Description of the task
Find and copy lines holding "多读课下注释".
— start Data —
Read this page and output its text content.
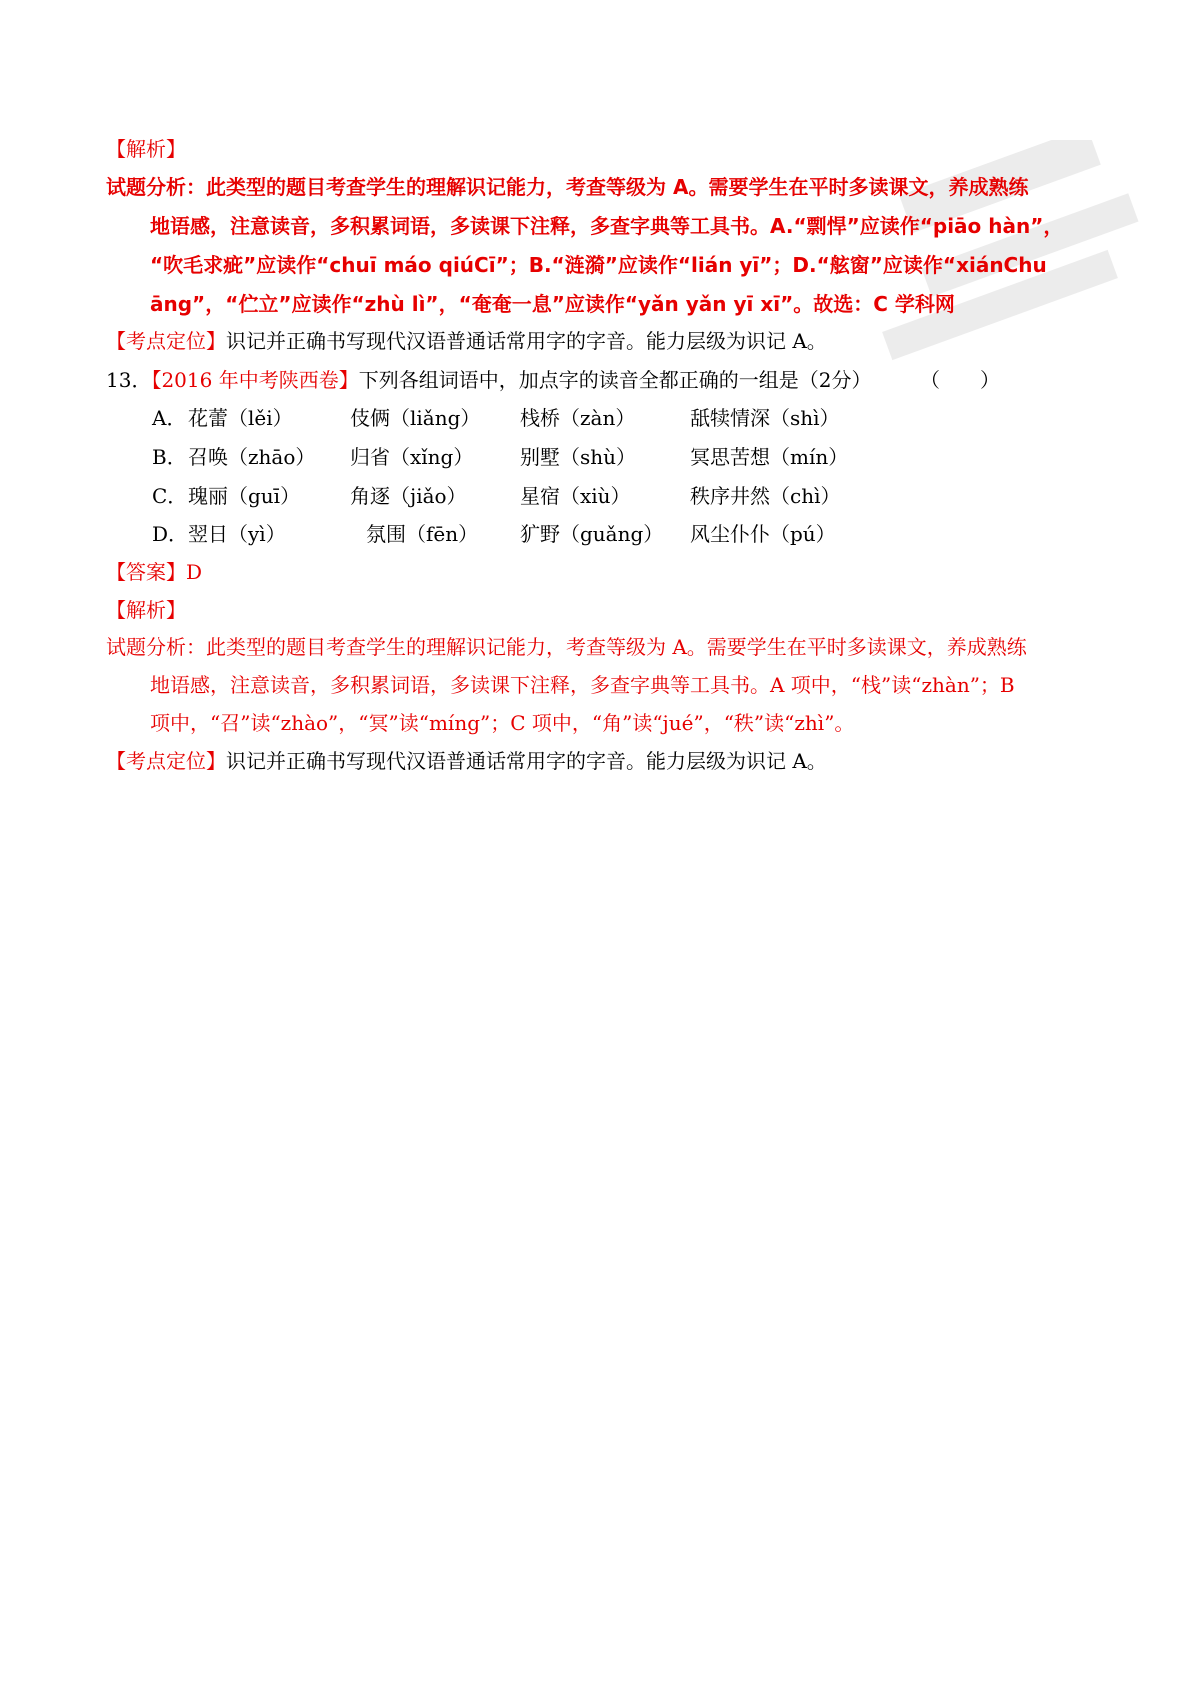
【解析】
试题分析：此类型的题目考查学生的理解识记能力，考查等级为 A。需要学生在平时多读课文，养成熟练
地语感，注意读音，多积累词语，多读课下注释，多查字典等工具书。A.“剽悍”应读作“piāo hàn”，
“吹毛求疵”应读作“chuī máo qiúCī”；B.“涟漪”应读作“lián yī”；D.“舷窗”应读作“xiánChu
āng”，“伫立”应读作“zhù lì”，“奄奄一息”应读作“yǎn yǎn yī xī”。故选：C 学科网
【考点定位】识记并正确书写现代汉语普通话常用字的字音。能力层级为识记 A。
13．【2016 年中考陕西卷】下列各组词语中，加点字的读音全都正确的一组是（2分） （　　）
A． 花蕾（lěi）	伎俩（liǎng） 栈桥（zàn）	舐犊情深（shì）
B． 召唤（zhāo） 归省（xǐng） 别墅（shù）	冥思苦想（mín）
C． 瑰丽（guī） 角逐（jiǎo）	星宿（xiù）	秩序井然（chì）
D． 翌日（yì）	氛围（fēn） 犷野（guǎng） 风尘仆仆（pú）
【答案】D
【解析】
试题分析：此类型的题目考查学生的理解识记能力，考查等级为 A。需要学生在平时多读课文，养成熟练
地语感，注意读音，多积累词语，多读课下注释，多查字典等工具书。A 项中，“栈”读“zhàn”；B
项中，“召”读“zhào”，“冥”读“míng”；C 项中，“角”读“jué”，“秩”读“zhì”。
【考点定位】识记并正确书写现代汉语普通话常用字的字音。能力层级为识记 A。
— end Data —
The answer
地语感，注意读音，多积累词语，多读课下注释，多查字典等工具书。A.“剽悍”应读作“piāo hàn”，
地语感，注意读音，多积累词语，多读课下注释，多查字典等工具书。A 项中，“栈”读“zhàn”；B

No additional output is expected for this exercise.